[Stored items from a collection]

==================================================

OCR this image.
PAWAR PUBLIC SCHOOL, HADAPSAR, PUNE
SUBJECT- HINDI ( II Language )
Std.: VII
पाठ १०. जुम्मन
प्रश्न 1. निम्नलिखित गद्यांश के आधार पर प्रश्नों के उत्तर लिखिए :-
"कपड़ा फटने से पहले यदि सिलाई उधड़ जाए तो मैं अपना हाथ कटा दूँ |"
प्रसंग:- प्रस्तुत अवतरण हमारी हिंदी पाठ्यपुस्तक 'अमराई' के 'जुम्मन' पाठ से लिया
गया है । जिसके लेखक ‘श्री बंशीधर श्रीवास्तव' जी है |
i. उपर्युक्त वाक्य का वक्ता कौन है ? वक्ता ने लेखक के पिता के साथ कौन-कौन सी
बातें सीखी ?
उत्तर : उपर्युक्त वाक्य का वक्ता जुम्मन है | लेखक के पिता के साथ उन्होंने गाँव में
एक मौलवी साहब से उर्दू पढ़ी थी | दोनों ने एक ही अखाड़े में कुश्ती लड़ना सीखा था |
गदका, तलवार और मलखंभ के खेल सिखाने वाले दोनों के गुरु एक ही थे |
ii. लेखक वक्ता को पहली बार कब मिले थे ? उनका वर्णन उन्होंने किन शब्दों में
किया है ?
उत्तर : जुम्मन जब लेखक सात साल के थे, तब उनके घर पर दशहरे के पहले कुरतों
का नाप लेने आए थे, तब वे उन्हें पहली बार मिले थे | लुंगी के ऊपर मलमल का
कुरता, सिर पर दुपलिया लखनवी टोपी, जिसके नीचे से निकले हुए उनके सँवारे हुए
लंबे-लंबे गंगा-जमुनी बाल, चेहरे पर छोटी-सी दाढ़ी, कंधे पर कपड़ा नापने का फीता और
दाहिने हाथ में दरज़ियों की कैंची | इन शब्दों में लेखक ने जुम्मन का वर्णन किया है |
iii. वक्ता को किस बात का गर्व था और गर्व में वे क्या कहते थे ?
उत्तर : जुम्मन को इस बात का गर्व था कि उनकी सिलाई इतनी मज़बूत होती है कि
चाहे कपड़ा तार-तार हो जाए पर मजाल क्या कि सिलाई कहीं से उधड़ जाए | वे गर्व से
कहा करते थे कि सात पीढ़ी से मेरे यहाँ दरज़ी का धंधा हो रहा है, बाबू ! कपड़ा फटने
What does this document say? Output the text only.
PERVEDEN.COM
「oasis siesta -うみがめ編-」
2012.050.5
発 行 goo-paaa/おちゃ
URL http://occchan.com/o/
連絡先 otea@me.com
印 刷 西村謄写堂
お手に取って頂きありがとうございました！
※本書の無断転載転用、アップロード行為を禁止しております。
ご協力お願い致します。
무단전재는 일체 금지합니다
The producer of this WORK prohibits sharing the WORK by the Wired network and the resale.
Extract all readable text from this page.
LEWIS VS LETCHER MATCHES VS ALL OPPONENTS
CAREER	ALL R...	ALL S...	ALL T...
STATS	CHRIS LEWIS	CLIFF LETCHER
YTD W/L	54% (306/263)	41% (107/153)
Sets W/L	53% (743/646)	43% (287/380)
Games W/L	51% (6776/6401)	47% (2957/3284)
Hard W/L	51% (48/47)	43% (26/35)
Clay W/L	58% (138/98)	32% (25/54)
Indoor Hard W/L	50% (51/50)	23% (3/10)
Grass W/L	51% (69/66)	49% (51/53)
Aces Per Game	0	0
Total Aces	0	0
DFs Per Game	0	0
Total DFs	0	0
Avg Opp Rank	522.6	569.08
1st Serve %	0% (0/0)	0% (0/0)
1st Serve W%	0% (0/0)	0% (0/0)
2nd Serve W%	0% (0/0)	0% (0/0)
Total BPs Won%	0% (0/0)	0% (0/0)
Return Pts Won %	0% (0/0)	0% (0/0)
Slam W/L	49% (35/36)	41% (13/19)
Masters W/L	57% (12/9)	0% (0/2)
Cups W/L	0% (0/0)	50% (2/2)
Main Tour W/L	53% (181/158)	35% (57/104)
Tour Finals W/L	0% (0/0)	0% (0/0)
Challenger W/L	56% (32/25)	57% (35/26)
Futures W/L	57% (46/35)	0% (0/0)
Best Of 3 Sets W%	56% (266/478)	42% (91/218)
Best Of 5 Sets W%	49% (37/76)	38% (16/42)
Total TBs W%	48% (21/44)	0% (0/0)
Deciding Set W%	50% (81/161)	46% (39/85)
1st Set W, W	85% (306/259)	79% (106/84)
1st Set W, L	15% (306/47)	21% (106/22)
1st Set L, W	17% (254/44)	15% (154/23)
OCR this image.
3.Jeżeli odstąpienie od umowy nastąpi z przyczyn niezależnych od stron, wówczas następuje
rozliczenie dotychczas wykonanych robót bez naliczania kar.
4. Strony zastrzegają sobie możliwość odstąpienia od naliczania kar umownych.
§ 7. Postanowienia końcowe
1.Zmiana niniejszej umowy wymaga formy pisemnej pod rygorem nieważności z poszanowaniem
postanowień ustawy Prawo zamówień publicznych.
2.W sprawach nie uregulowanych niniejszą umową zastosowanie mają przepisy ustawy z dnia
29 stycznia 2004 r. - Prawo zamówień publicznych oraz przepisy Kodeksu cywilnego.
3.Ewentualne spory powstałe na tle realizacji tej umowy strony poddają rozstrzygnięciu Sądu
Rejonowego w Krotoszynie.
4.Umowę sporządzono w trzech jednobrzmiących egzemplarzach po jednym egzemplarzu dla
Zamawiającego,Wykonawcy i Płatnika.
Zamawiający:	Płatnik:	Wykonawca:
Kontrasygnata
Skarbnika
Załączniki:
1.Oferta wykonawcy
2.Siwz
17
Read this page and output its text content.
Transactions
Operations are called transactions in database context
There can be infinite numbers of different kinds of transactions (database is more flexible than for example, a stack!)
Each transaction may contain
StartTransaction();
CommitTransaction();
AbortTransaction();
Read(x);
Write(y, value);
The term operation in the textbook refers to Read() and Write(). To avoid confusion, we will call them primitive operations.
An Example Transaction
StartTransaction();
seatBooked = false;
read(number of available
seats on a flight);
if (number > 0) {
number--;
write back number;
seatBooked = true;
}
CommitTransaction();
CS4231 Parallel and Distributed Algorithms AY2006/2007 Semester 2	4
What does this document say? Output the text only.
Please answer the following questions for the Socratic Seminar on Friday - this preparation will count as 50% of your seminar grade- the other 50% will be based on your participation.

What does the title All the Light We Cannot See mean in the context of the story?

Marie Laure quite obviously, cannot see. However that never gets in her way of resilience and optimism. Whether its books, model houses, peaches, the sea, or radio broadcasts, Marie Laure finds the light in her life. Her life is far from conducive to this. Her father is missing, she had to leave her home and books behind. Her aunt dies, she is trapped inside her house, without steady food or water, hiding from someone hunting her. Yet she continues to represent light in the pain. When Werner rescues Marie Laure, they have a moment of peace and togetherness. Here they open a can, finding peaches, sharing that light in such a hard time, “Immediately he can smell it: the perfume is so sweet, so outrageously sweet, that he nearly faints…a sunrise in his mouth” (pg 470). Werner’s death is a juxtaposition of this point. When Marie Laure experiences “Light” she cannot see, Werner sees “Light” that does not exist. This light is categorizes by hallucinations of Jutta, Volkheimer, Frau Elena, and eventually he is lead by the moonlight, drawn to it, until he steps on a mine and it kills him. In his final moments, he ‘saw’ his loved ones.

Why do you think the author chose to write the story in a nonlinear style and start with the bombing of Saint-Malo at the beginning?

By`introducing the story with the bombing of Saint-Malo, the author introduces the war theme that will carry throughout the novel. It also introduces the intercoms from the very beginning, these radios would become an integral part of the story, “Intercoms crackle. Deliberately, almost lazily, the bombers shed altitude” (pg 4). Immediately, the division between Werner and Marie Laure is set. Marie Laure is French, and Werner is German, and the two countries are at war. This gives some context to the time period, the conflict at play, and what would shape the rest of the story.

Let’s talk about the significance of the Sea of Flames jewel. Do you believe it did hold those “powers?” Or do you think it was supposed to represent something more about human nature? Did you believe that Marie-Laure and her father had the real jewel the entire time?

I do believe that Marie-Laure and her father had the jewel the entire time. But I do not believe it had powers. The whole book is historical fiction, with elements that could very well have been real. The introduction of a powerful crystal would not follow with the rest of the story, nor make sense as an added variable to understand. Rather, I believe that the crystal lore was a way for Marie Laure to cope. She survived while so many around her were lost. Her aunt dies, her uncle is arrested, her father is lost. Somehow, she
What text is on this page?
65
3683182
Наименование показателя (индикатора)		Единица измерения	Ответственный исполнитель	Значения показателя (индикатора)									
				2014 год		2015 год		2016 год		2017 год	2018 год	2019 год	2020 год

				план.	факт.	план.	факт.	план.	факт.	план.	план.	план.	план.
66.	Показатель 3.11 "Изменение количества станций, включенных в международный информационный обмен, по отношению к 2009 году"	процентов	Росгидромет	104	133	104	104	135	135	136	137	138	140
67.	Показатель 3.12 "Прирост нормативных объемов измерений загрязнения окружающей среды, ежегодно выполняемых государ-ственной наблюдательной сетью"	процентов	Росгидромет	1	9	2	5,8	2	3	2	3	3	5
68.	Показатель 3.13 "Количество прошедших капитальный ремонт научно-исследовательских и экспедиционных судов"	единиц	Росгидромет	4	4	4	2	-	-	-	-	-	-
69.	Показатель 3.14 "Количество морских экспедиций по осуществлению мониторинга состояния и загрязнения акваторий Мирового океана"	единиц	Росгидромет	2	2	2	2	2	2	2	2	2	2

==================================================

Directive: Find how many lines of the material carry the string "процентов". Only the number should be in the answer.

The response: 2